В каком веке, согласно фрагменту документа ниже, родился пишущий?

◆ Фрагмент документа
⟨
Чѣмъ мы занимаемся въ жизни? Собираемъ данныя, пріобрѣтаемъ, разлагаемъ, сводимъ, повѣряемъ, сравниваемъ, переработываемъ, испытываемъ и, такъ сказать, дистиллируемъ умомъ эти данныя. Позвольте мнѣ поговорить съ вами о себѣ. Изъ всѣхъ данныхъ самое главное я. Оно не пріобрѣтается, а дается Богомъ, при созданіи человѣка; какъ чувство бытія, растетъ, растетъ и достигаетъ до самосознанія. Худо или лучше, однакоже это я -- единственное наше орудіе для собранія данныхъ и обращенія съ ними. Не правда ли, что всякій изъ насъ имѣетъ право говорить о себѣ? Но печатно надобно говорить изящно, умно, современно, занимательно. Вотъ и запятая. Она останавливала меня до 68 лѣтъ жизни, останавливаетъ и теперь. Но далѣе я уже не пойду, и ждать болѣе нечего: надобно осмѣлиться и но крайней мѣрѣ выработать себѣ рѣшительную увѣренность въ неспособности и потомъ спокойно, молча, добираться до могилы.

Лгать я не намѣренъ до послѣдней іоты; но конечно не доскажу многаго, и пусть по мнѣнію Руссо это также ложь. А я, хотя и родился въ XVIII вѣкѣ, но тогда не учился еще философіи, да и никогда кажется, какъ и всему другому; но крайней мѣрѣ учился плохо, очень плохо, не смотря на то, что весьма охотно.
⟩
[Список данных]
⟨
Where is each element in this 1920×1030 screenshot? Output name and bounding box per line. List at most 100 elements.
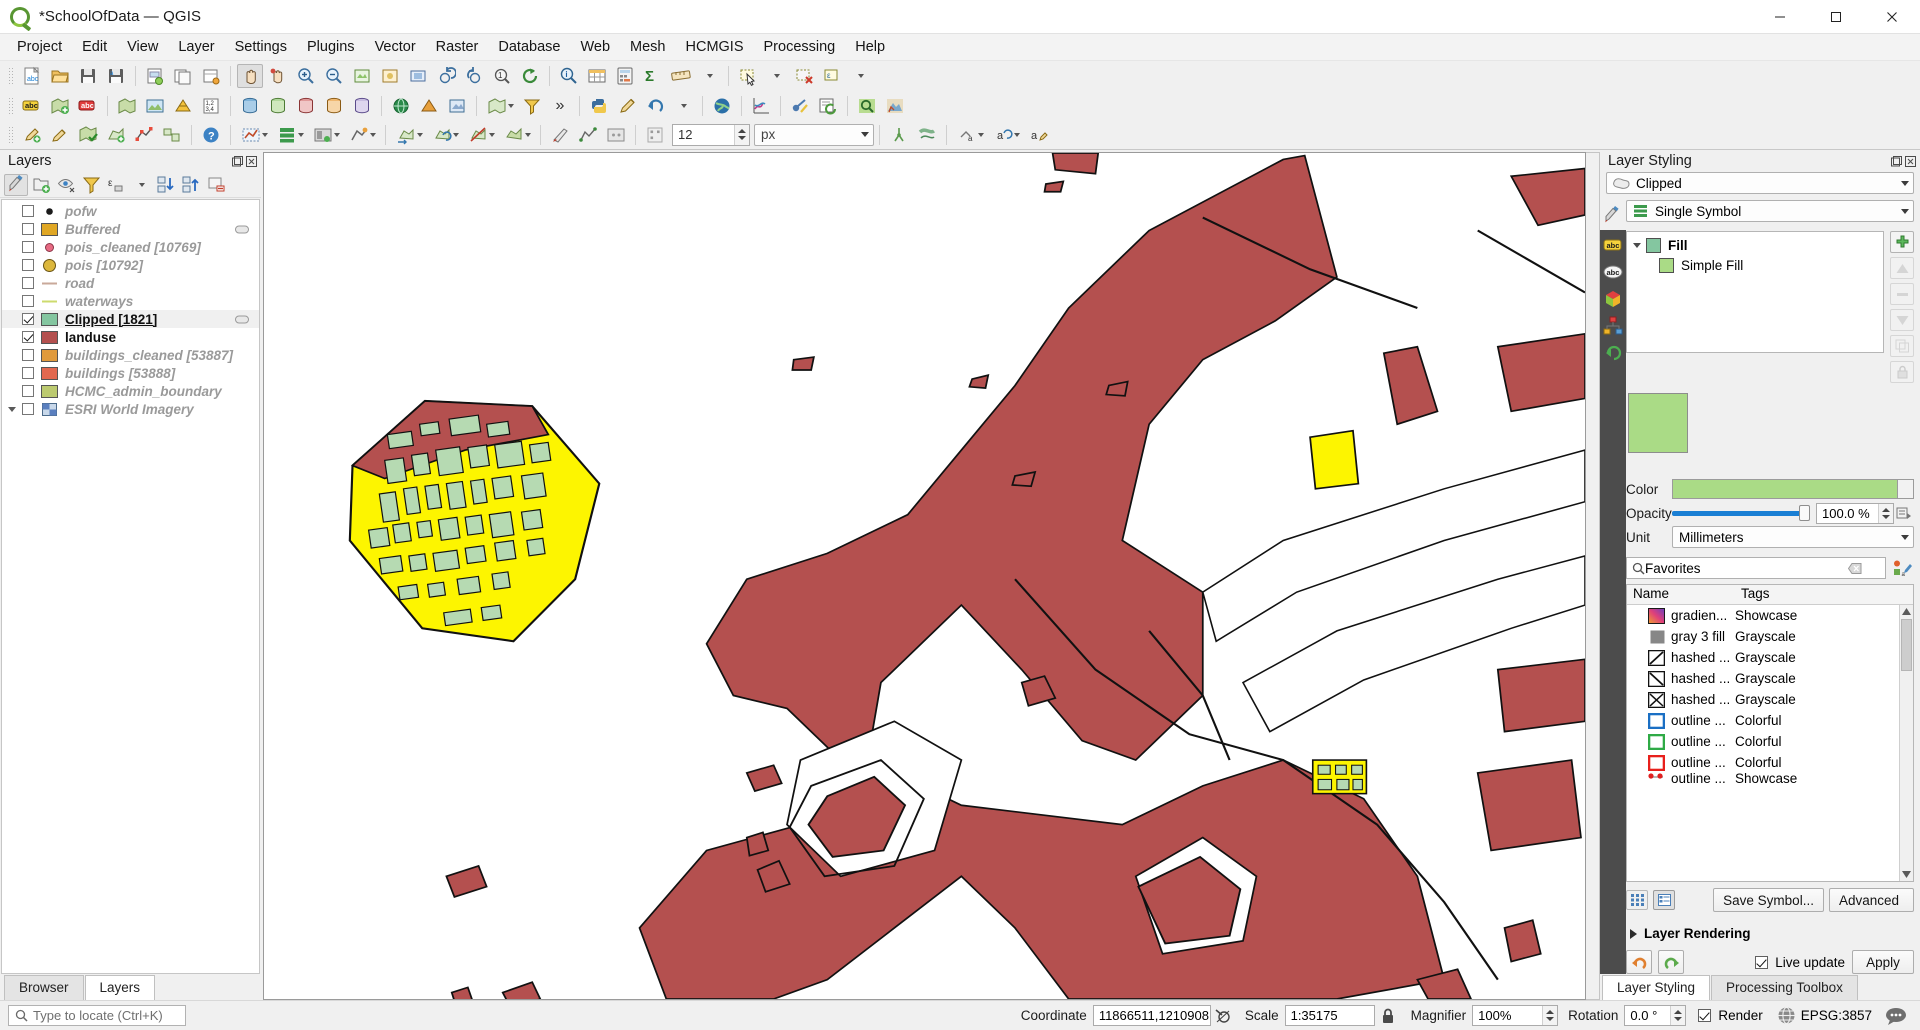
select-by-expression-dropdown[interactable] bbox=[847, 64, 873, 88]
deselect-button[interactable] bbox=[791, 64, 817, 88]
offset-curve-button[interactable] bbox=[914, 123, 940, 147]
qfield-sync-button[interactable] bbox=[787, 94, 813, 118]
digitizing-help-button[interactable]: ? bbox=[198, 123, 224, 147]
symbol-tree-row-fill[interactable]: Fill bbox=[1627, 235, 1883, 255]
add-ring-button[interactable] bbox=[603, 123, 629, 147]
undock-icon[interactable] bbox=[232, 155, 243, 167]
unit-select[interactable]: Millimeters bbox=[1672, 526, 1914, 548]
symbol-row[interactable]: outline ... Showcase bbox=[1627, 773, 1913, 783]
delete-selected-button[interactable] bbox=[547, 123, 573, 147]
minimize-button[interactable] bbox=[1752, 0, 1808, 34]
add-postgis-layer-button[interactable] bbox=[237, 94, 263, 118]
symbol-row[interactable]: hashed ... Grayscale bbox=[1627, 668, 1913, 689]
pin-labels-dropdown[interactable]: a bbox=[953, 123, 987, 147]
layer-visibility-checkbox[interactable] bbox=[22, 367, 34, 379]
shape-digitizing-dropdown[interactable] bbox=[345, 123, 379, 147]
show-layouts-button[interactable] bbox=[198, 64, 224, 88]
layer-visibility-checkbox[interactable] bbox=[22, 295, 34, 307]
layer-visibility-checkbox[interactable] bbox=[22, 205, 34, 217]
extents-toggle-icon[interactable] bbox=[1211, 1008, 1235, 1024]
refresh-button[interactable] bbox=[517, 64, 543, 88]
layer-visibility-checkbox[interactable] bbox=[22, 331, 34, 343]
color-dropdown[interactable] bbox=[1898, 479, 1914, 499]
zoom-to-layer-button[interactable] bbox=[405, 64, 431, 88]
statistical-summary-button[interactable]: Σ bbox=[640, 64, 666, 88]
tab-browser[interactable]: Browser bbox=[4, 975, 84, 1000]
layer-visibility-checkbox[interactable] bbox=[22, 223, 34, 235]
add-symbol-layer-button[interactable] bbox=[1890, 231, 1914, 253]
menu-plugins[interactable]: Plugins bbox=[297, 35, 365, 60]
toggle-editing-button[interactable] bbox=[47, 123, 73, 147]
pan-to-selection-button[interactable] bbox=[265, 64, 291, 88]
globe-button[interactable] bbox=[709, 94, 735, 118]
layer-visibility-checkbox[interactable] bbox=[22, 313, 34, 325]
redo-style-button[interactable] bbox=[1658, 950, 1684, 974]
menu-project[interactable]: Project bbox=[7, 35, 72, 60]
move-symbol-down-button[interactable] bbox=[1890, 309, 1914, 331]
data-plotly-button[interactable] bbox=[748, 94, 774, 118]
python-console-button[interactable] bbox=[586, 94, 612, 118]
layer-row-buildings-cleaned[interactable]: buildings_cleaned [53887] bbox=[2, 346, 259, 364]
close-button[interactable] bbox=[1864, 0, 1920, 34]
select-by-expression-button[interactable]: ε bbox=[819, 64, 845, 88]
lock-symbol-layer-button[interactable] bbox=[1890, 361, 1914, 383]
rotate-feature-dropdown[interactable] bbox=[428, 123, 462, 147]
map-canvas[interactable] bbox=[263, 152, 1586, 1000]
layer-visibility-checkbox[interactable] bbox=[22, 403, 34, 415]
filter-legend-button[interactable] bbox=[79, 174, 103, 196]
symbol-row[interactable]: gradien... Showcase bbox=[1627, 605, 1913, 626]
live-update-checkbox[interactable] bbox=[1755, 955, 1769, 969]
menu-help[interactable]: Help bbox=[845, 35, 895, 60]
open-layer-styling-panel-button[interactable] bbox=[4, 173, 28, 196]
vertex-tool-button[interactable] bbox=[131, 123, 157, 147]
layer-edit-indicator[interactable] bbox=[235, 314, 249, 325]
labels-abc-icon[interactable]: abc bbox=[1603, 235, 1623, 255]
opacity-input[interactable]: 100.0 % bbox=[1816, 502, 1894, 524]
symbol-row[interactable]: hashed ... Grayscale bbox=[1627, 689, 1913, 710]
layer-row-pois[interactable]: pois [10792] bbox=[2, 256, 259, 274]
tab-layer-styling[interactable]: Layer Styling bbox=[1602, 975, 1711, 1000]
zoom-last-button[interactable] bbox=[433, 64, 459, 88]
add-raster-layer-button[interactable] bbox=[142, 94, 168, 118]
remove-layer-button[interactable] bbox=[204, 174, 228, 196]
osm-editor-button[interactable] bbox=[882, 94, 908, 118]
current-edits-button[interactable] bbox=[19, 123, 45, 147]
layer-visibility-checkbox[interactable] bbox=[22, 241, 34, 253]
add-group-button[interactable] bbox=[29, 174, 53, 196]
select-features-button[interactable] bbox=[735, 64, 761, 88]
change-label-button[interactable]: a bbox=[1025, 123, 1051, 147]
filter-legend-dropdown[interactable] bbox=[129, 174, 153, 196]
layer-visibility-checkbox[interactable] bbox=[22, 349, 34, 361]
new-spatialite-layer-button[interactable]: abc bbox=[75, 94, 101, 118]
undo-button[interactable] bbox=[642, 94, 668, 118]
layer-row-pois-cleaned[interactable]: pois_cleaned [10769] bbox=[2, 238, 259, 256]
add-wcs-layer-button[interactable] bbox=[416, 94, 442, 118]
advanced-digitizing-dropdown[interactable] bbox=[309, 123, 343, 147]
edit-button[interactable] bbox=[614, 94, 640, 118]
close-icon[interactable] bbox=[246, 155, 257, 167]
add-wfs-layer-button[interactable] bbox=[444, 94, 470, 118]
toolbar-grip[interactable] bbox=[7, 66, 15, 86]
coordinate-field[interactable]: 11866511,1210908 bbox=[1092, 1005, 1211, 1026]
move-symbol-up-button[interactable] bbox=[1890, 257, 1914, 279]
abc-mask-icon[interactable]: abc bbox=[1603, 262, 1623, 282]
add-feature-button[interactable] bbox=[103, 123, 129, 147]
snapping-options-dropdown[interactable] bbox=[273, 123, 307, 147]
refresh-layers-button[interactable] bbox=[815, 94, 841, 118]
chevron-down-icon[interactable] bbox=[1633, 242, 1641, 248]
save-project-button[interactable] bbox=[75, 64, 101, 88]
duplicate-symbol-layer-button[interactable] bbox=[1890, 335, 1914, 357]
undock-icon[interactable] bbox=[1891, 155, 1902, 167]
node-marker-size-icon[interactable] bbox=[642, 123, 668, 147]
move-feature-dropdown[interactable] bbox=[392, 123, 426, 147]
simplify-feature-button[interactable] bbox=[575, 123, 601, 147]
history-undo-icon[interactable] bbox=[1603, 343, 1623, 363]
save-symbol-button[interactable]: Save Symbol... bbox=[1713, 888, 1824, 912]
expand-all-button[interactable] bbox=[154, 174, 178, 196]
maximize-button[interactable] bbox=[1808, 0, 1864, 34]
layer-selector[interactable]: Clipped bbox=[1606, 172, 1914, 194]
zoom-native-button[interactable]: 1 bbox=[489, 64, 515, 88]
symbol-search-input[interactable]: Favorites bbox=[1626, 557, 1886, 579]
node-size-input[interactable]: 12 bbox=[672, 123, 750, 146]
list-view-icon[interactable] bbox=[1653, 890, 1675, 910]
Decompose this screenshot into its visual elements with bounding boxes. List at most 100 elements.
⟩
◆ Ответ
В XVIII веке.